Stored items:
:::::
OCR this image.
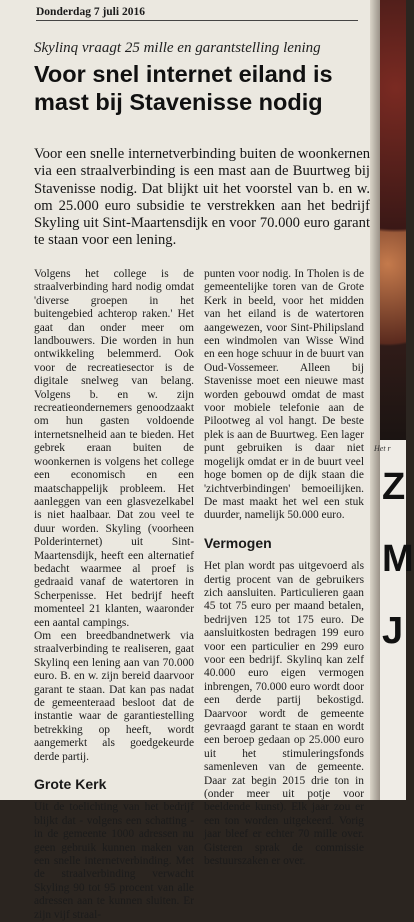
Donderdag 7 juli 2016
Skylinq vraagt 25 mille en garantstelling lening
Voor snel internet eiland is mast bij Stavenisse nodig
Voor een snelle internetverbinding buiten de woonkernen via een straalverbinding is een mast aan de Buurtweg bij Stavenisse nodig. Dat blijkt uit het voorstel van b. en w. om 25.000 euro subsidie te verstrekken aan het bedrijf Skyling uit Sint-Maartensdijk en voor 70.000 euro garant te staan voor een lening.

Volgens het college is de straalverbinding hard nodig omdat 'diverse groepen in het buitengebied achterop raken.' Het gaat dan onder meer om landbouwers. Die worden in hun ontwikkeling belemmerd. Ook voor de recreatiesector is de digitale snelweg van belang. Volgens b. en w. zijn recreatieondernemers genoodzaakt om hun gasten voldoende internetsnelheid aan te bieden. Het gebrek eraan buiten de woonkernen is volgens het college een economisch en een maatschappelijk probleem. Het aanleggen van een glasvezelkabel is niet haalbaar. Dat zou veel te duur worden. Skyling (voorheen Polderinternet) uit Sint-Maartensdijk, heeft een alternatief bedacht waarmee al proef is gedraaid vanaf de watertoren in Scherpenisse. Het bedrijf heeft momenteel 21 klanten, waaronder een aantal campings.

Om een breedbandnetwerk via straalverbinding te realiseren, gaat Skylinq een lening aan van 70.000 euro. B. en w. zijn bereid daarvoor garant te staan. Dat kan pas nadat de gemeenteraad besloot dat de instantie waar de garantiestelling betrekking op heeft, wordt aangemerkt als goedgekeurde derde partij.

Grote Kerk

Uit de toelichting van het bedrijf blijkt dat - volgens een schatting - in de gemeente 1000 adressen nu geen gebruik kunnen maken van een snelle internetverbinding. Met de straalverbinding verwacht Skyling 90 tot 95 procent van alle adressen aan te kunnen sluiten. Er zijn vijf straal-

punten voor nodig. In Tholen is de gemeentelijke toren van de Grote Kerk in beeld, voor het midden van het eiland is de watertoren aangewezen, voor Sint-Philipsland een windmolen van Wisse Wind en een hoge schuur in de buurt van Oud-Vossemeer. Alleen bij Stavenisse moet een nieuwe mast worden gebouwd omdat de mast voor mobiele telefonie aan de Pilootweg al vol hangt. De beste plek is aan de Buurtweg. Een lager punt gebruiken is daar niet mogelijk omdat er in de buurt veel hoge bomen op de dijk staan die 'zichtverbindingen' bemoeilijken. De mast maakt het wel een stuk duurder, namelijk 50.000 euro.

Vermogen

Het plan wordt pas uitgevoerd als dertig procent van de gebruikers zich aansluiten. Particulieren gaan 45 tot 75 euro per maand betalen, bedrijven 125 tot 175 euro. De aansluitkosten bedragen 199 euro voor een particulier en 299 euro voor een bedrijf. Skylinq kan zelf 40.000 euro eigen vermogen inbrengen, 70.000 euro wordt door een derde partij bekostigd. Daarvoor wordt de gemeente gevraagd garant te staan en wordt een beroep gedaan op 25.000 euro uit het stimuleringsfonds samenleven van de gemeente. Daar zat begin 2015 drie ton in (onder meer uit potje voor beeldende kunst). Elk jaar zou er een ton worden uitgekeerd. Vorig jaar bleef er echter 70 mille over. Gisteren sprak de commissie bestuurszaken er over.

Het r
Z
M
J
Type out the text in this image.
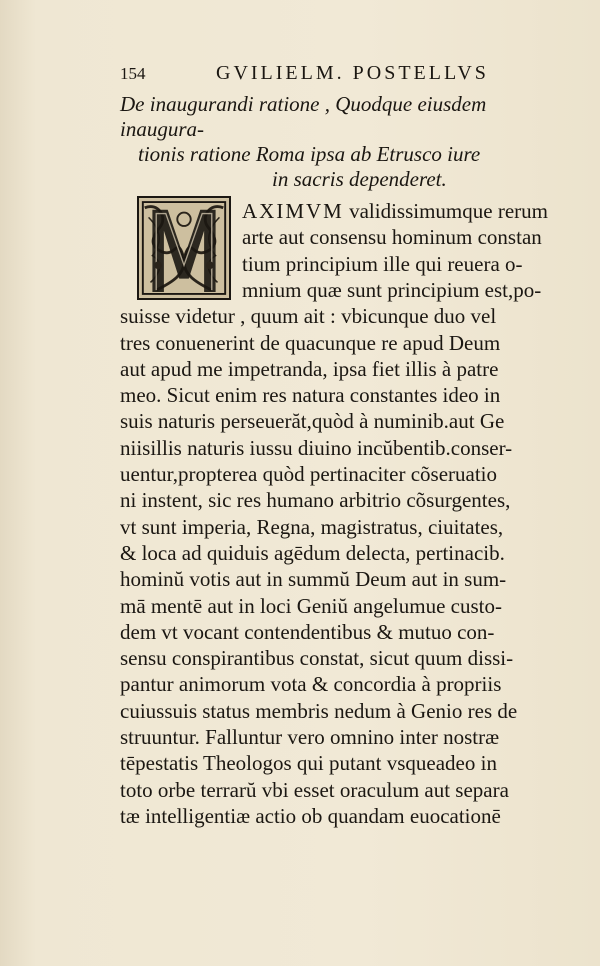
154	GVILIELM. POSTELLVS
De inaugurandi ratione , Quodque eiusdem inaugura-
tionis ratione Roma ipsa ab Etrusco iure
in sacris dependeret.
AXIMVM validissimumque rerum
arte aut consensu hominum constan
tium principium ille qui reuera o-
mnium quæ sunt principium est,po-
suisse videtur , quum ait : vbicunque duo vel
tres conuenerint de quacunque re apud Deum
aut apud me impetranda, ipsa fiet illis à patre
meo. Sicut enim res natura constantes ideo in
suis naturis perseuerăt,quòd à numinib.aut Ge
niisillis naturis iussu diuino incŭbentib.conser-
uentur,propterea quòd pertinaciter cõseruatio
ni instent, sic res humano arbitrio cõsurgentes,
vt sunt imperia, Regna, magistratus, ciuitates,
& loca ad quiduis agēdum delecta, pertinacib.
hominŭ votis aut in summŭ Deum aut in sum-
mā mentē aut in loci Geniŭ angelumue custo-
dem vt vocant contendentibus & mutuo con-
sensu conspirantibus constat, sicut quum dissi-
pantur animorum vota & concordia à propriis
cuiussuis status membris nedum à Genio res de
struuntur. Falluntur vero omnino inter nostræ
tēpestatis Theologos qui putant vsqueadeo in
toto orbe terrarŭ vbi esset oraculum aut separa
tæ intelligentiæ actio ob quandam euocationē
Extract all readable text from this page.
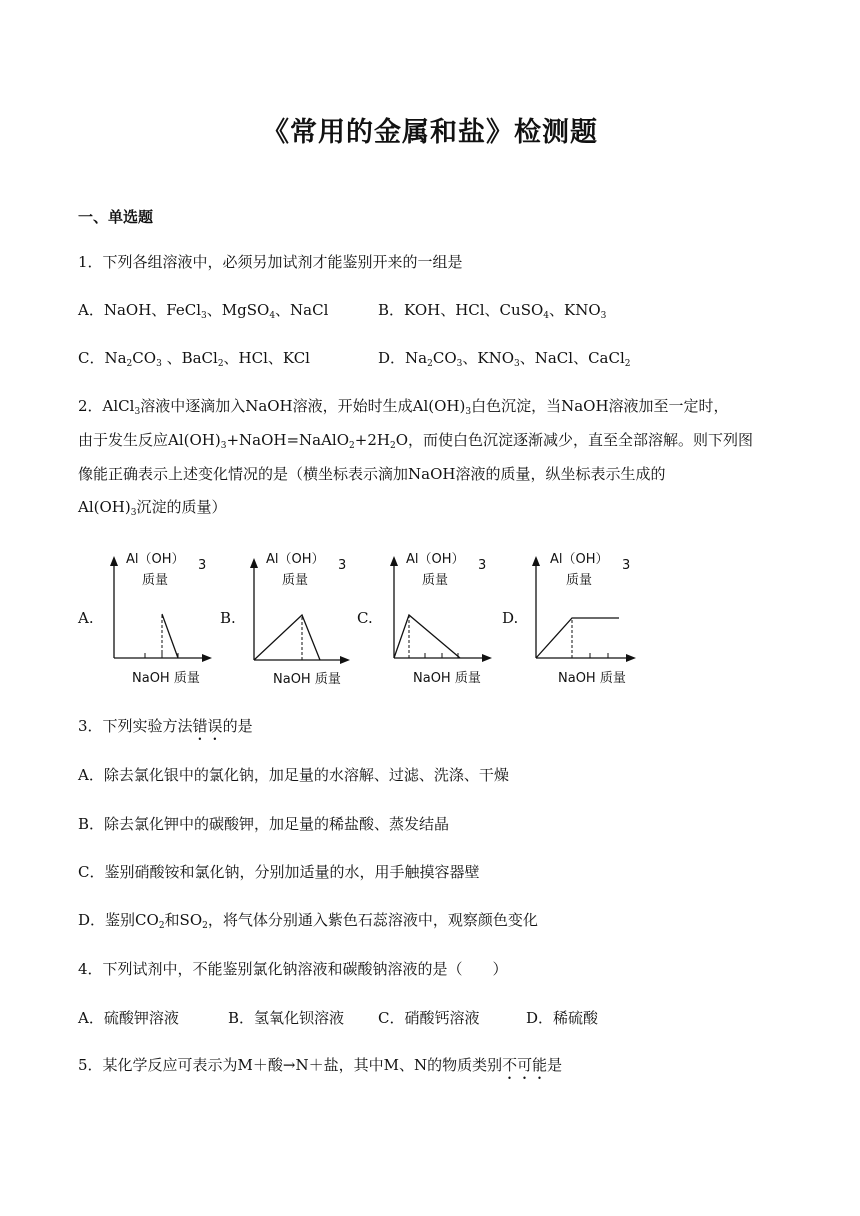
《常用的金属和盐》检测题
一、单选题
1．下列各组溶液中，必须另加试剂才能鉴别开来的一组是
A．NaOH、FeCl$_3$、MgSO$_4$、NaCl	B．KOH、HCl、CuSO$_4$、$KNO_3$
C．$Na_2CO_3$ 、BaCl$_2$、HCl、KCl	D．$Na_2CO_3$、$KNO_3$、NaCl、CaCl$_2$
2．AlCl$_3$溶液中逐滴加入NaOH溶液，开始时生成$Al(OH)_3$白色沉淀，当NaOH溶液加至一定时，
由于发生反应$Al(OH)_3+NaOH=NaAlO_2+2H_2O$，而使白色沉淀逐渐减少，直至全部溶解。则下列图
像能正确表示上述变化情况的是（横坐标表示滴加NaOH溶液的质量，纵坐标表示生成的
$Al(OH)_3$沉淀的质量）
A.	B.	C.	D.
Al（OH） 3
质量
NaOH 质量
Al（OH） 3
质量
NaOH 质量
Al（OH） 3
质量
NaOH 质量
Al（OH） 3
质量
NaOH 质量
3．下列实验方法错误的是
A．除去氯化银中的氯化钠，加足量的水溶解、过滤、洗涤、干燥
B．除去氯化钾中的碳酸钾，加足量的稀盐酸、蒸发结晶
C．鉴别硝酸铵和氯化钠，分别加适量的水，用手触摸容器壁
D．鉴别$CO_2$和$SO_2$，将气体分别通入紫色石蕊溶液中，观察颜色变化
4．下列试剂中，不能鉴别氯化钠溶液和碳酸钠溶液的是（　　）
A．硫酸钾溶液	B．氢氧化钡溶液 C．硝酸钙溶液	D．稀硫酸
5．某化学反应可表示为M＋酸→N＋盐，其中M、N的物质类别不可能是
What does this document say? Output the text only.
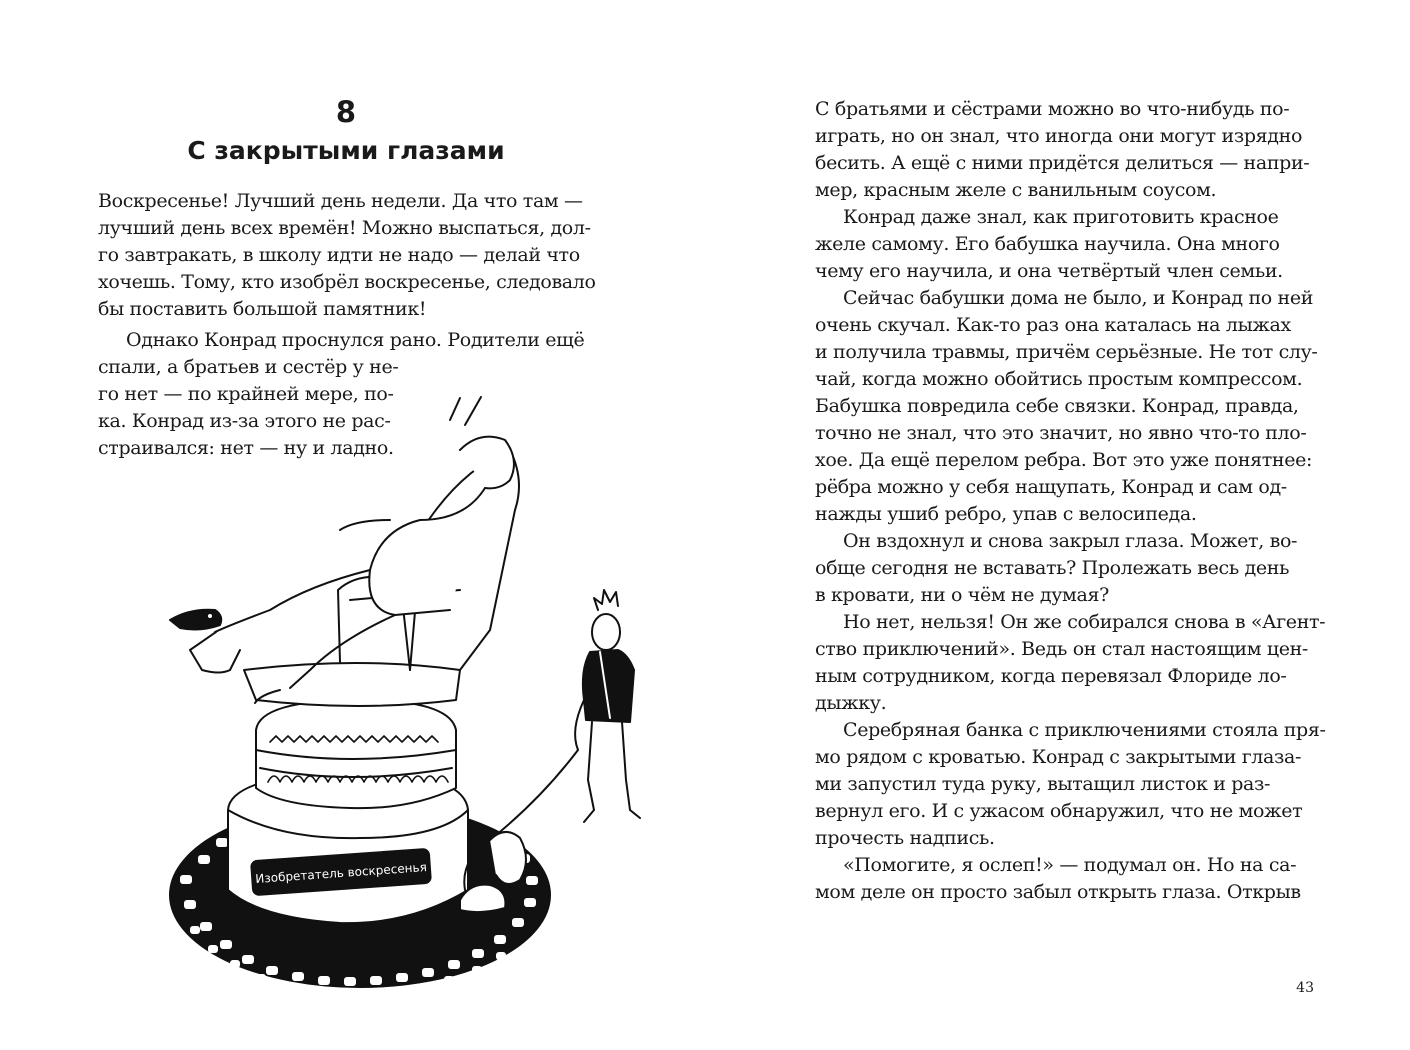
8
С закрытыми глазами
Воскресенье! Лучший день недели. Да что там —
лучший день всех времён! Можно выспаться, дол-
го завтракать, в школу идти не надо — делай что
хочешь. Тому, кто изобрёл воскресенье, следовало
бы поставить большой памятник!
Однако Конрад проснулся рано. Родители ещё
спали, а братьев и сестёр у не-
го нет — по крайней мере, по-
ка. Конрад из-за этого не рас-
страивался: нет — ну и ладно.
Изобретатель воскресенья
С братьями и сёстрами можно во что-нибудь по-
играть, но он знал, что иногда они могут изрядно
бесить. А ещё с ними придётся делиться — напри-
мер, красным желе с ванильным соусом.
Конрад даже знал, как приготовить красное
желе самому. Его бабушка научила. Она много
чему его научила, и она четвёртый член семьи.
Сейчас бабушки дома не было, и Конрад по ней
очень скучал. Как-то раз она каталась на лыжах
и получила травмы, причём серьёзные. Не тот слу-
чай, когда можно обойтись простым компрессом.
Бабушка повредила себе связки. Конрад, правда,
точно не знал, что это значит, но явно что-то пло-
хое. Да ещё перелом ребра. Вот это уже понятнее:
рёбра можно у себя нащупать, Конрад и сам од-
нажды ушиб ребро, упав с велосипеда.
Он вздохнул и снова закрыл глаза. Может, во-
обще сегодня не вставать? Пролежать весь день
в кровати, ни о чём не думая?
Но нет, нельзя! Он же собирался снова в «Агент-
ство приключений». Ведь он стал настоящим цен-
ным сотрудником, когда перевязал Флориде ло-
дыжку.
Серебряная банка с приключениями стояла пря-
мо рядом с кроватью. Конрад с закрытыми глаза-
ми запустил туда руку, вытащил листок и раз-
вернул его. И с ужасом обнаружил, что не может
прочесть надпись.
«Помогите, я ослеп!» — подумал он. Но на са-
мом деле он просто забыл открыть глаза. Открыв
43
:::::
◆ **Exercise description**
Using the material above, state how many lines include the string "ratione". Answer with a single number.

◆ **Final result**
2